- [Task description] Every line of the records must be repeated exactly; pictures stay out.

━━━ Data records

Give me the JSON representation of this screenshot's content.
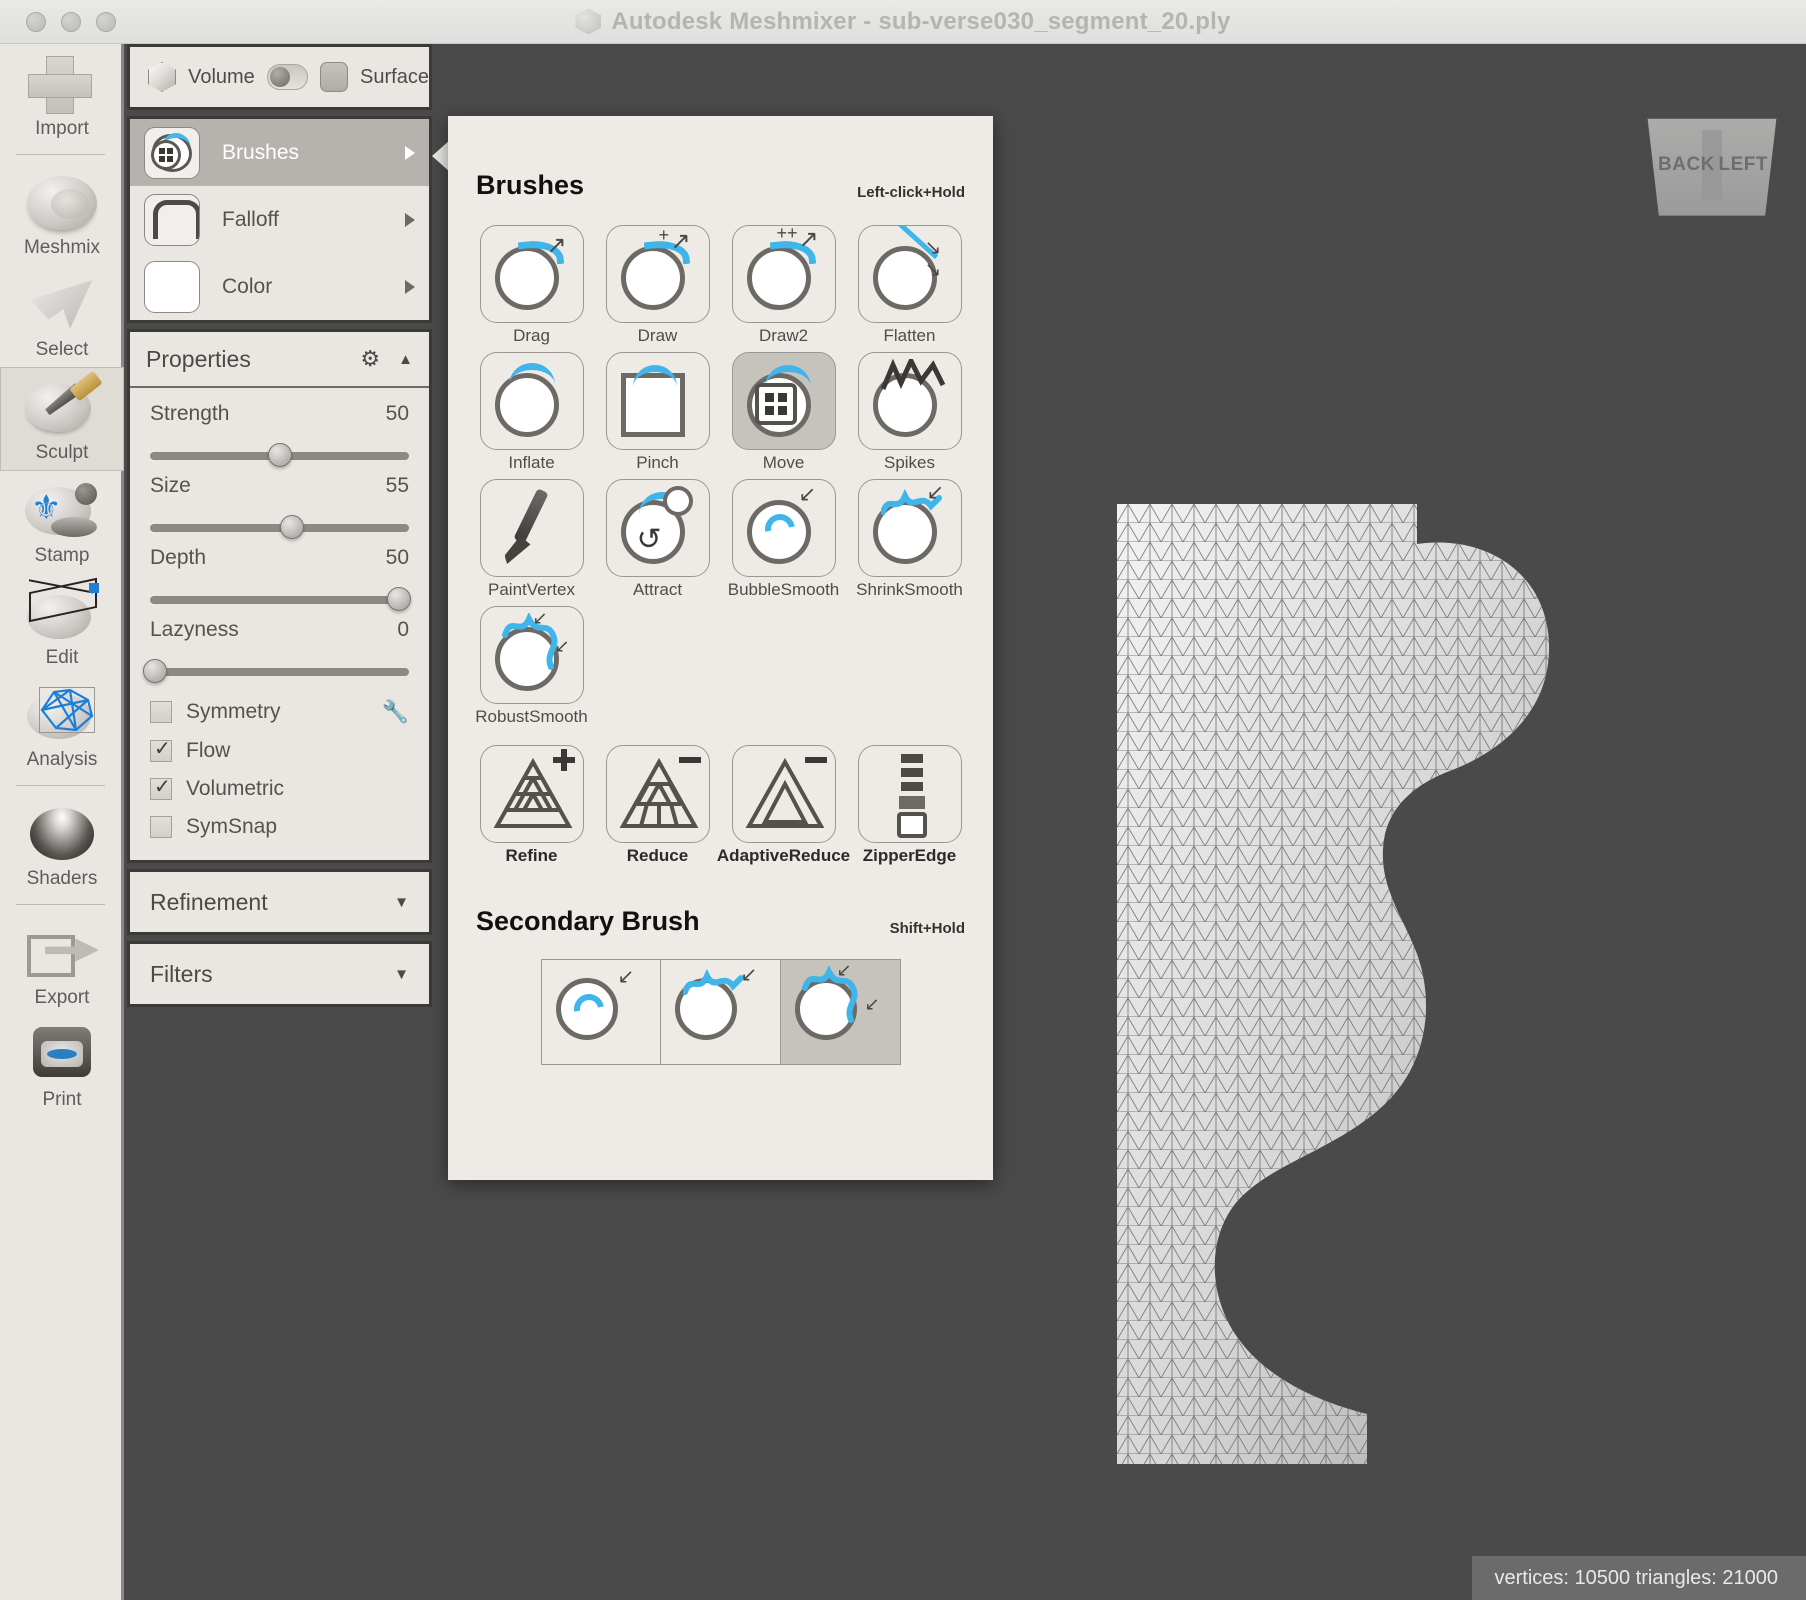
{
  "titlebar": {
    "title": "Autodesk Meshmixer - sub-verse030_segment_20.ply",
    "app_icon": "meshmixer-cube-icon",
    "window_buttons": [
      "close",
      "minimize",
      "zoom"
    ]
  },
  "left_toolbar": {
    "items": [
      {
        "label": "Import",
        "icon": "plus-icon",
        "selected": false
      },
      {
        "label": "Meshmix",
        "icon": "face-sphere-icon",
        "selected": false
      },
      {
        "label": "Select",
        "icon": "lasso-arrow-icon",
        "selected": false
      },
      {
        "label": "Sculpt",
        "icon": "brush-sphere-icon",
        "selected": true
      },
      {
        "label": "Stamp",
        "icon": "stamp-icon",
        "selected": false
      },
      {
        "label": "Edit",
        "icon": "wireframe-icon",
        "selected": false
      },
      {
        "label": "Analysis",
        "icon": "mesh-analysis-icon",
        "selected": false
      },
      {
        "label": "Shaders",
        "icon": "shader-sphere-icon",
        "selected": false
      },
      {
        "label": "Export",
        "icon": "export-arrow-icon",
        "selected": false
      },
      {
        "label": "Print",
        "icon": "printer-icon",
        "selected": false
      }
    ]
  },
  "mode_bar": {
    "volume_label": "Volume",
    "surface_label": "Surface",
    "volume_icon": "cube-icon",
    "surface_icon": "rounded-square-icon",
    "toggle_state": "off"
  },
  "tool_rows": [
    {
      "label": "Brushes",
      "icon": "brush-swatch-icon",
      "active": true
    },
    {
      "label": "Falloff",
      "icon": "falloff-curve-icon",
      "active": false
    },
    {
      "label": "Color",
      "icon": "color-swatch-icon",
      "active": false
    }
  ],
  "properties": {
    "title": "Properties",
    "gear_icon": "gear-icon",
    "collapse_icon": "caret-up-icon",
    "wrench_icon": "wrench-icon",
    "sliders": [
      {
        "name": "Strength",
        "value": "50",
        "percent": 50
      },
      {
        "name": "Size",
        "value": "55",
        "percent": 55
      },
      {
        "name": "Depth",
        "value": "50",
        "percent": 96
      },
      {
        "name": "Lazyness",
        "value": "0",
        "percent": 2
      }
    ],
    "checkboxes": [
      {
        "label": "Symmetry",
        "checked": false
      },
      {
        "label": "Flow",
        "checked": true
      },
      {
        "label": "Volumetric",
        "checked": true
      },
      {
        "label": "SymSnap",
        "checked": false
      }
    ]
  },
  "collapsed_sections": [
    {
      "title": "Refinement",
      "caret": "caret-down-icon"
    },
    {
      "title": "Filters",
      "caret": "caret-down-icon"
    }
  ],
  "popup": {
    "brushes": {
      "heading": "Brushes",
      "hint": "Left-click+Hold",
      "items": [
        {
          "label": "Drag",
          "icon": "drag-brush-icon",
          "selected": false
        },
        {
          "label": "Draw",
          "icon": "draw-brush-icon",
          "selected": false
        },
        {
          "label": "Draw2",
          "icon": "draw2-brush-icon",
          "selected": false
        },
        {
          "label": "Flatten",
          "icon": "flatten-brush-icon",
          "selected": false
        },
        {
          "label": "Inflate",
          "icon": "inflate-brush-icon",
          "selected": false
        },
        {
          "label": "Pinch",
          "icon": "pinch-brush-icon",
          "selected": false
        },
        {
          "label": "Move",
          "icon": "move-brush-icon",
          "selected": true
        },
        {
          "label": "Spikes",
          "icon": "spikes-brush-icon",
          "selected": false
        },
        {
          "label": "PaintVertex",
          "icon": "paintvertex-brush-icon",
          "selected": false
        },
        {
          "label": "Attract",
          "icon": "attract-brush-icon",
          "selected": false
        },
        {
          "label": "BubbleSmooth",
          "icon": "bubblesmooth-brush-icon",
          "selected": false
        },
        {
          "label": "ShrinkSmooth",
          "icon": "shrinksmooth-brush-icon",
          "selected": false
        },
        {
          "label": "RobustSmooth",
          "icon": "robustsmooth-brush-icon",
          "selected": false
        }
      ],
      "mesh_ops": [
        {
          "label": "Refine",
          "icon": "refine-icon"
        },
        {
          "label": "Reduce",
          "icon": "reduce-icon"
        },
        {
          "label": "AdaptiveReduce",
          "icon": "adaptive-reduce-icon"
        },
        {
          "label": "ZipperEdge",
          "icon": "zipper-edge-icon"
        }
      ]
    },
    "secondary_brush": {
      "heading": "Secondary Brush",
      "hint": "Shift+Hold",
      "items": [
        {
          "icon": "bubblesmooth-secondary-icon",
          "selected": false
        },
        {
          "icon": "shrinksmooth-secondary-icon",
          "selected": false
        },
        {
          "icon": "robustsmooth-secondary-icon",
          "selected": true
        }
      ]
    }
  },
  "viewport": {
    "nav_cube": {
      "back_label": "BACK",
      "left_label": "LEFT"
    },
    "status": "vertices: 10500 triangles: 21000"
  },
  "colors": {
    "panel_bg": "#eae7e2",
    "popup_bg": "#eeebe6",
    "viewport_bg": "#4a4a4a",
    "accent_blue": "#3fb5ea",
    "selection_gray": "#c6c3bd",
    "active_row": "#b6b3ae",
    "title_text": "#b4b4b2"
  }
}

━━━━━━

- [Exercise output]
Give me the JSON representation of this screenshot's content.
{
  "titlebar": {
    "title": "Autodesk Meshmixer - sub-verse030_segment_20.ply",
    "app_icon": "meshmixer-cube-icon",
    "window_buttons": [
      "close",
      "minimize",
      "zoom"
    ]
  },
  "left_toolbar": {
    "items": [
      {
        "label": "Import",
        "icon": "plus-icon",
        "selected": false
      },
      {
        "label": "Meshmix",
        "icon": "face-sphere-icon",
        "selected": false
      },
      {
        "label": "Select",
        "icon": "lasso-arrow-icon",
        "selected": false
      },
      {
        "label": "Sculpt",
        "icon": "brush-sphere-icon",
        "selected": true
      },
      {
        "label": "Stamp",
        "icon": "stamp-icon",
        "selected": false
      },
      {
        "label": "Edit",
        "icon": "wireframe-icon",
        "selected": false
      },
      {
        "label": "Analysis",
        "icon": "mesh-analysis-icon",
        "selected": false
      },
      {
        "label": "Shaders",
        "icon": "shader-sphere-icon",
        "selected": false
      },
      {
        "label": "Export",
        "icon": "export-arrow-icon",
        "selected": false
      },
      {
        "label": "Print",
        "icon": "printer-icon",
        "selected": false
      }
    ]
  },
  "mode_bar": {
    "volume_label": "Volume",
    "surface_label": "Surface",
    "volume_icon": "cube-icon",
    "surface_icon": "rounded-square-icon",
    "toggle_state": "off"
  },
  "tool_rows": [
    {
      "label": "Brushes",
      "icon": "brush-swatch-icon",
      "active": true
    },
    {
      "label": "Falloff",
      "icon": "falloff-curve-icon",
      "active": false
    },
    {
      "label": "Color",
      "icon": "color-swatch-icon",
      "active": false
    }
  ],
  "properties": {
    "title": "Properties",
    "gear_icon": "gear-icon",
    "collapse_icon": "caret-up-icon",
    "wrench_icon": "wrench-icon",
    "sliders": [
      {
        "name": "Strength",
        "value": "50",
        "percent": 50
      },
      {
        "name": "Size",
        "value": "55",
        "percent": 55
      },
      {
        "name": "Depth",
        "value": "50",
        "percent": 96
      },
      {
        "name": "Lazyness",
        "value": "0",
        "percent": 2
      }
    ],
    "checkboxes": [
      {
        "label": "Symmetry",
        "checked": false
      },
      {
        "label": "Flow",
        "checked": true
      },
      {
        "label": "Volumetric",
        "checked": true
      },
      {
        "label": "SymSnap",
        "checked": false
      }
    ]
  },
  "collapsed_sections": [
    {
      "title": "Refinement",
      "caret": "caret-down-icon"
    },
    {
      "title": "Filters",
      "caret": "caret-down-icon"
    }
  ],
  "popup": {
    "brushes": {
      "heading": "Brushes",
      "hint": "Left-click+Hold",
      "items": [
        {
          "label": "Drag",
          "icon": "drag-brush-icon",
          "selected": false
        },
        {
          "label": "Draw",
          "icon": "draw-brush-icon",
          "selected": false
        },
        {
          "label": "Draw2",
          "icon": "draw2-brush-icon",
          "selected": false
        },
        {
          "label": "Flatten",
          "icon": "flatten-brush-icon",
          "selected": false
        },
        {
          "label": "Inflate",
          "icon": "inflate-brush-icon",
          "selected": false
        },
        {
          "label": "Pinch",
          "icon": "pinch-brush-icon",
          "selected": false
        },
        {
          "label": "Move",
          "icon": "move-brush-icon",
          "selected": true
        },
        {
          "label": "Spikes",
          "icon": "spikes-brush-icon",
          "selected": false
        },
        {
          "label": "PaintVertex",
          "icon": "paintvertex-brush-icon",
          "selected": false
        },
        {
          "label": "Attract",
          "icon": "attract-brush-icon",
          "selected": false
        },
        {
          "label": "BubbleSmooth",
          "icon": "bubblesmooth-brush-icon",
          "selected": false
        },
        {
          "label": "ShrinkSmooth",
          "icon": "shrinksmooth-brush-icon",
          "selected": false
        },
        {
          "label": "RobustSmooth",
          "icon": "robustsmooth-brush-icon",
          "selected": false
        }
      ],
      "mesh_ops": [
        {
          "label": "Refine",
          "icon": "refine-icon"
        },
        {
          "label": "Reduce",
          "icon": "reduce-icon"
        },
        {
          "label": "AdaptiveReduce",
          "icon": "adaptive-reduce-icon"
        },
        {
          "label": "ZipperEdge",
          "icon": "zipper-edge-icon"
        }
      ]
    },
    "secondary_brush": {
      "heading": "Secondary Brush",
      "hint": "Shift+Hold",
      "items": [
        {
          "icon": "bubblesmooth-secondary-icon",
          "selected": false
        },
        {
          "icon": "shrinksmooth-secondary-icon",
          "selected": false
        },
        {
          "icon": "robustsmooth-secondary-icon",
          "selected": true
        }
      ]
    }
  },
  "viewport": {
    "nav_cube": {
      "back_label": "BACK",
      "left_label": "LEFT"
    },
    "status": "vertices: 10500 triangles: 21000"
  },
  "colors": {
    "panel_bg": "#eae7e2",
    "popup_bg": "#eeebe6",
    "viewport_bg": "#4a4a4a",
    "accent_blue": "#3fb5ea",
    "selection_gray": "#c6c3bd",
    "active_row": "#b6b3ae",
    "title_text": "#b4b4b2"
  }
}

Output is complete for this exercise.